* **Set exercise**
Give back all the data exactly, line by line.

* **Extracted information**
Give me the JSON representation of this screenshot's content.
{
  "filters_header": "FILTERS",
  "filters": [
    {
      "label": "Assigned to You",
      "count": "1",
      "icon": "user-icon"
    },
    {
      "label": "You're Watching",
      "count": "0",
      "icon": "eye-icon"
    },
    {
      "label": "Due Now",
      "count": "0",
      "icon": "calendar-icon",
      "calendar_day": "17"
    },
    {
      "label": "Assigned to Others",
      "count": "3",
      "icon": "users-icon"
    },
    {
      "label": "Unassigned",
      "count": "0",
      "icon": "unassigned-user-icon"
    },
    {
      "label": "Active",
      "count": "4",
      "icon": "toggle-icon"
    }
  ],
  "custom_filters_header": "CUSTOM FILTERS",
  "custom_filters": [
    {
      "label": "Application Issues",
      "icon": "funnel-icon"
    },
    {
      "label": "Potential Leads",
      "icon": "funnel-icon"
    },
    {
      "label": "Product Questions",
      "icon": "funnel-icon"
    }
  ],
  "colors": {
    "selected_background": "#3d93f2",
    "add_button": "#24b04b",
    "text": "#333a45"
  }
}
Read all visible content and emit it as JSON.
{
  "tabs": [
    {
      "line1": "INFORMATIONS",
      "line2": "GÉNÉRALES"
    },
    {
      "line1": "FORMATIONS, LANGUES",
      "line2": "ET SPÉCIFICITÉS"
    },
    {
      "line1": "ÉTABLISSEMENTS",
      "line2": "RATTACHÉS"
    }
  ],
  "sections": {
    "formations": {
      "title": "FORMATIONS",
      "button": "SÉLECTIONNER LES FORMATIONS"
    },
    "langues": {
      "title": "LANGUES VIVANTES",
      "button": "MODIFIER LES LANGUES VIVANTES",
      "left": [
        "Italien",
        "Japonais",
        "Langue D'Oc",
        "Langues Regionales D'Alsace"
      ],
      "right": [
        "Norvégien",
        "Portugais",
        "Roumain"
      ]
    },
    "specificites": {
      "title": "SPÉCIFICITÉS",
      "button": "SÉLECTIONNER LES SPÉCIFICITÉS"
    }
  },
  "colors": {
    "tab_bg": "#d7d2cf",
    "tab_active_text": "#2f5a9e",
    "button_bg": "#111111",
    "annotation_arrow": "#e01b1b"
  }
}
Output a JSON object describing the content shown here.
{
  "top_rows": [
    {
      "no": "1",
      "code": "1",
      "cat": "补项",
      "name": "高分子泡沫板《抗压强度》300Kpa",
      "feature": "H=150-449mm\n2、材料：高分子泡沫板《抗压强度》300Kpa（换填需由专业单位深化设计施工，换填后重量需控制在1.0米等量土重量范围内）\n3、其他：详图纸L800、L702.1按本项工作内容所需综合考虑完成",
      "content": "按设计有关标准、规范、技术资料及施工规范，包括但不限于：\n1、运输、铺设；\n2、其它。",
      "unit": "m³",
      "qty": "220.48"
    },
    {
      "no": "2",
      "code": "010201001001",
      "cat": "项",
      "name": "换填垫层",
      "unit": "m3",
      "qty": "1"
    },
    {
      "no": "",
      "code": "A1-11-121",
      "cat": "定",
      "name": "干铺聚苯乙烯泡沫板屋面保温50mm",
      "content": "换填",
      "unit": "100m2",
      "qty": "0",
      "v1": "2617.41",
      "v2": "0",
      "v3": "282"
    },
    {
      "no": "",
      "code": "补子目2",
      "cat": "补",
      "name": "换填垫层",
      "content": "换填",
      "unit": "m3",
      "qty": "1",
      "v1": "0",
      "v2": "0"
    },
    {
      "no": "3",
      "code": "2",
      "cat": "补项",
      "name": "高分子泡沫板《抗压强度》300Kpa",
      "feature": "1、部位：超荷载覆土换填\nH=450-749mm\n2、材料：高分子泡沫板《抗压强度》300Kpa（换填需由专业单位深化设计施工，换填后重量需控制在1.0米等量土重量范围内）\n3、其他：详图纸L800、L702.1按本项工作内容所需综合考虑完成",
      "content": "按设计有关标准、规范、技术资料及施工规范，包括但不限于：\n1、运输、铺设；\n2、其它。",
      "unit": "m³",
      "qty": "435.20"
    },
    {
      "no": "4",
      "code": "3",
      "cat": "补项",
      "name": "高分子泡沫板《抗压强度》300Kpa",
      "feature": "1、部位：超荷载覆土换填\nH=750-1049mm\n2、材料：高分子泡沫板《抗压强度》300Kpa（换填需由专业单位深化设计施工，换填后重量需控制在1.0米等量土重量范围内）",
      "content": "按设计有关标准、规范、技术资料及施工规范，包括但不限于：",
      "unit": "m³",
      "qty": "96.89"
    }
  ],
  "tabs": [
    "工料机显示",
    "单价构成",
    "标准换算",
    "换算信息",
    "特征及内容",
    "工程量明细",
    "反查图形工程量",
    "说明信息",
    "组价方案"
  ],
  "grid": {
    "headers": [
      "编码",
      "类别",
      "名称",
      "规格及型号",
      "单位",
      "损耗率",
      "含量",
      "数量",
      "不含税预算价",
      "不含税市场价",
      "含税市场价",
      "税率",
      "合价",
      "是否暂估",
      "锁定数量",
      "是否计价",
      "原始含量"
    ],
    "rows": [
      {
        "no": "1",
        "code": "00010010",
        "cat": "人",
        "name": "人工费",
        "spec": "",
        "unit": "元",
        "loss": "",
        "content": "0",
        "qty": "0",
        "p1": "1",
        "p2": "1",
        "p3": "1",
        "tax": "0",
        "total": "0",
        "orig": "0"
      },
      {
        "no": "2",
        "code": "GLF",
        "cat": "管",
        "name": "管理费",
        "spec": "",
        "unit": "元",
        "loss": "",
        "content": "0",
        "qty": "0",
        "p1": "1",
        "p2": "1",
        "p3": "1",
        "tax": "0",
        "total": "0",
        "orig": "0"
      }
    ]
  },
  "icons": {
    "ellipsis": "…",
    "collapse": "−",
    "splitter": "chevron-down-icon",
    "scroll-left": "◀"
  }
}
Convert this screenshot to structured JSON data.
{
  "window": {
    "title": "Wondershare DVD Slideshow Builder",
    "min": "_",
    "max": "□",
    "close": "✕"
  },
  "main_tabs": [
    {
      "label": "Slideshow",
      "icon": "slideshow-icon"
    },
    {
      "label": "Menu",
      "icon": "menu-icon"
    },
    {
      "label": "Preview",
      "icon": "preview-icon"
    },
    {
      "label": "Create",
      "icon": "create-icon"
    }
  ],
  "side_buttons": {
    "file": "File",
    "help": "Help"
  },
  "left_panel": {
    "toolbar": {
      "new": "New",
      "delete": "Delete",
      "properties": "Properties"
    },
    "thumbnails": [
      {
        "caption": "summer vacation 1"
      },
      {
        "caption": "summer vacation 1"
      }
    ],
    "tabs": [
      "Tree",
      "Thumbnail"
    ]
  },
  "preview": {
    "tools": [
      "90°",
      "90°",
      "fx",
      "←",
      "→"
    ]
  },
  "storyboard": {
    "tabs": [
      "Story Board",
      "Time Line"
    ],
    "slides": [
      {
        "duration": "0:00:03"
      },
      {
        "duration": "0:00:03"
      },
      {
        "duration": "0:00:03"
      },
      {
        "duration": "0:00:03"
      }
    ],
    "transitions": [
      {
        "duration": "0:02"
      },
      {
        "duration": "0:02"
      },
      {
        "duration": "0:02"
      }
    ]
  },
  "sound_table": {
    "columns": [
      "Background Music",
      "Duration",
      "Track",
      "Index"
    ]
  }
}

* **Output of the task**
Give me the JSON representation of this screenshot's content.
{
  "filters_header": "FILTERS",
  "filters": [
    {
      "label": "Assigned to You",
      "count": "1",
      "icon": "user-icon"
    },
    {
      "label": "You're Watching",
      "count": "0",
      "icon": "eye-icon"
    },
    {
      "label": "Due Now",
      "count": "0",
      "icon": "calendar-icon",
      "calendar_day": "17"
    },
    {
      "label": "Assigned to Others",
      "count": "3",
      "icon": "users-icon"
    },
    {
      "label": "Unassigned",
      "count": "0",
      "icon": "unassigned-user-icon"
    },
    {
      "label": "Active",
      "count": "4",
      "icon": "toggle-icon"
    }
  ],
  "custom_filters_header": "CUSTOM FILTERS",
  "custom_filters": [
    {
      "label": "Application Issues",
      "icon": "funnel-icon"
    },
    {
      "label": "Potential Leads",
      "icon": "funnel-icon"
    },
    {
      "label": "Product Questions",
      "icon": "funnel-icon"
    }
  ],
  "colors": {
    "selected_background": "#3d93f2",
    "add_button": "#24b04b",
    "text": "#333a45"
  }
}
Read all visible content and emit it as JSON.
{
  "tabs": [
    {
      "line1": "INFORMATIONS",
      "line2": "GÉNÉRALES"
    },
    {
      "line1": "FORMATIONS, LANGUES",
      "line2": "ET SPÉCIFICITÉS"
    },
    {
      "line1": "ÉTABLISSEMENTS",
      "line2": "RATTACHÉS"
    }
  ],
  "sections": {
    "formations": {
      "title": "FORMATIONS",
      "button": "SÉLECTIONNER LES FORMATIONS"
    },
    "langues": {
      "title": "LANGUES VIVANTES",
      "button": "MODIFIER LES LANGUES VIVANTES",
      "left": [
        "Italien",
        "Japonais",
        "Langue D'Oc",
        "Langues Regionales D'Alsace"
      ],
      "right": [
        "Norvégien",
        "Portugais",
        "Roumain"
      ]
    },
    "specificites": {
      "title": "SPÉCIFICITÉS",
      "button": "SÉLECTIONNER LES SPÉCIFICITÉS"
    }
  },
  "colors": {
    "tab_bg": "#d7d2cf",
    "tab_active_text": "#2f5a9e",
    "button_bg": "#111111",
    "annotation_arrow": "#e01b1b"
  }
}
Output a JSON object describing the content shown here.
{
  "top_rows": [
    {
      "no": "1",
      "code": "1",
      "cat": "补项",
      "name": "高分子泡沫板《抗压强度》300Kpa",
      "feature": "H=150-449mm\n2、材料：高分子泡沫板《抗压强度》300Kpa（换填需由专业单位深化设计施工，换填后重量需控制在1.0米等量土重量范围内）\n3、其他：详图纸L800、L702.1按本项工作内容所需综合考虑完成",
      "content": "按设计有关标准、规范、技术资料及施工规范，包括但不限于：\n1、运输、铺设；\n2、其它。",
      "unit": "m³",
      "qty": "220.48"
    },
    {
      "no": "2",
      "code": "010201001001",
      "cat": "项",
      "name": "换填垫层",
      "unit": "m3",
      "qty": "1"
    },
    {
      "no": "",
      "code": "A1-11-121",
      "cat": "定",
      "name": "干铺聚苯乙烯泡沫板屋面保温50mm",
      "content": "换填",
      "unit": "100m2",
      "qty": "0",
      "v1": "2617.41",
      "v2": "0",
      "v3": "282"
    },
    {
      "no": "",
      "code": "补子目2",
      "cat": "补",
      "name": "换填垫层",
      "content": "换填",
      "unit": "m3",
      "qty": "1",
      "v1": "0",
      "v2": "0"
    },
    {
      "no": "3",
      "code": "2",
      "cat": "补项",
      "name": "高分子泡沫板《抗压强度》300Kpa",
      "feature": "1、部位：超荷载覆土换填\nH=450-749mm\n2、材料：高分子泡沫板《抗压强度》300Kpa（换填需由专业单位深化设计施工，换填后重量需控制在1.0米等量土重量范围内）\n3、其他：详图纸L800、L702.1按本项工作内容所需综合考虑完成",
      "content": "按设计有关标准、规范、技术资料及施工规范，包括但不限于：\n1、运输、铺设；\n2、其它。",
      "unit": "m³",
      "qty": "435.20"
    },
    {
      "no": "4",
      "code": "3",
      "cat": "补项",
      "name": "高分子泡沫板《抗压强度》300Kpa",
      "feature": "1、部位：超荷载覆土换填\nH=750-1049mm\n2、材料：高分子泡沫板《抗压强度》300Kpa（换填需由专业单位深化设计施工，换填后重量需控制在1.0米等量土重量范围内）",
      "content": "按设计有关标准、规范、技术资料及施工规范，包括但不限于：",
      "unit": "m³",
      "qty": "96.89"
    }
  ],
  "tabs": [
    "工料机显示",
    "单价构成",
    "标准换算",
    "换算信息",
    "特征及内容",
    "工程量明细",
    "反查图形工程量",
    "说明信息",
    "组价方案"
  ],
  "grid": {
    "headers": [
      "编码",
      "类别",
      "名称",
      "规格及型号",
      "单位",
      "损耗率",
      "含量",
      "数量",
      "不含税预算价",
      "不含税市场价",
      "含税市场价",
      "税率",
      "合价",
      "是否暂估",
      "锁定数量",
      "是否计价",
      "原始含量"
    ],
    "rows": [
      {
        "no": "1",
        "code": "00010010",
        "cat": "人",
        "name": "人工费",
        "spec": "",
        "unit": "元",
        "loss": "",
        "content": "0",
        "qty": "0",
        "p1": "1",
        "p2": "1",
        "p3": "1",
        "tax": "0",
        "total": "0",
        "orig": "0"
      },
      {
        "no": "2",
        "code": "GLF",
        "cat": "管",
        "name": "管理费",
        "spec": "",
        "unit": "元",
        "loss": "",
        "content": "0",
        "qty": "0",
        "p1": "1",
        "p2": "1",
        "p3": "1",
        "tax": "0",
        "total": "0",
        "orig": "0"
      }
    ]
  },
  "icons": {
    "ellipsis": "…",
    "collapse": "−",
    "splitter": "chevron-down-icon",
    "scroll-left": "◀"
  }
}
Convert this screenshot to structured JSON data.
{
  "window": {
    "title": "Wondershare DVD Slideshow Builder",
    "min": "_",
    "max": "□",
    "close": "✕"
  },
  "main_tabs": [
    {
      "label": "Slideshow",
      "icon": "slideshow-icon"
    },
    {
      "label": "Menu",
      "icon": "menu-icon"
    },
    {
      "label": "Preview",
      "icon": "preview-icon"
    },
    {
      "label": "Create",
      "icon": "create-icon"
    }
  ],
  "side_buttons": {
    "file": "File",
    "help": "Help"
  },
  "left_panel": {
    "toolbar": {
      "new": "New",
      "delete": "Delete",
      "properties": "Properties"
    },
    "thumbnails": [
      {
        "caption": "summer vacation 1"
      },
      {
        "caption": "summer vacation 1"
      }
    ],
    "tabs": [
      "Tree",
      "Thumbnail"
    ]
  },
  "preview": {
    "tools": [
      "90°",
      "90°",
      "fx",
      "←",
      "→"
    ]
  },
  "storyboard": {
    "tabs": [
      "Story Board",
      "Time Line"
    ],
    "slides": [
      {
        "duration": "0:00:03"
      },
      {
        "duration": "0:00:03"
      },
      {
        "duration": "0:00:03"
      },
      {
        "duration": "0:00:03"
      }
    ],
    "transitions": [
      {
        "duration": "0:02"
      },
      {
        "duration": "0:02"
      },
      {
        "duration": "0:02"
      }
    ]
  },
  "sound_table": {
    "columns": [
      "Background Music",
      "Duration",
      "Track",
      "Index"
    ]
  }
}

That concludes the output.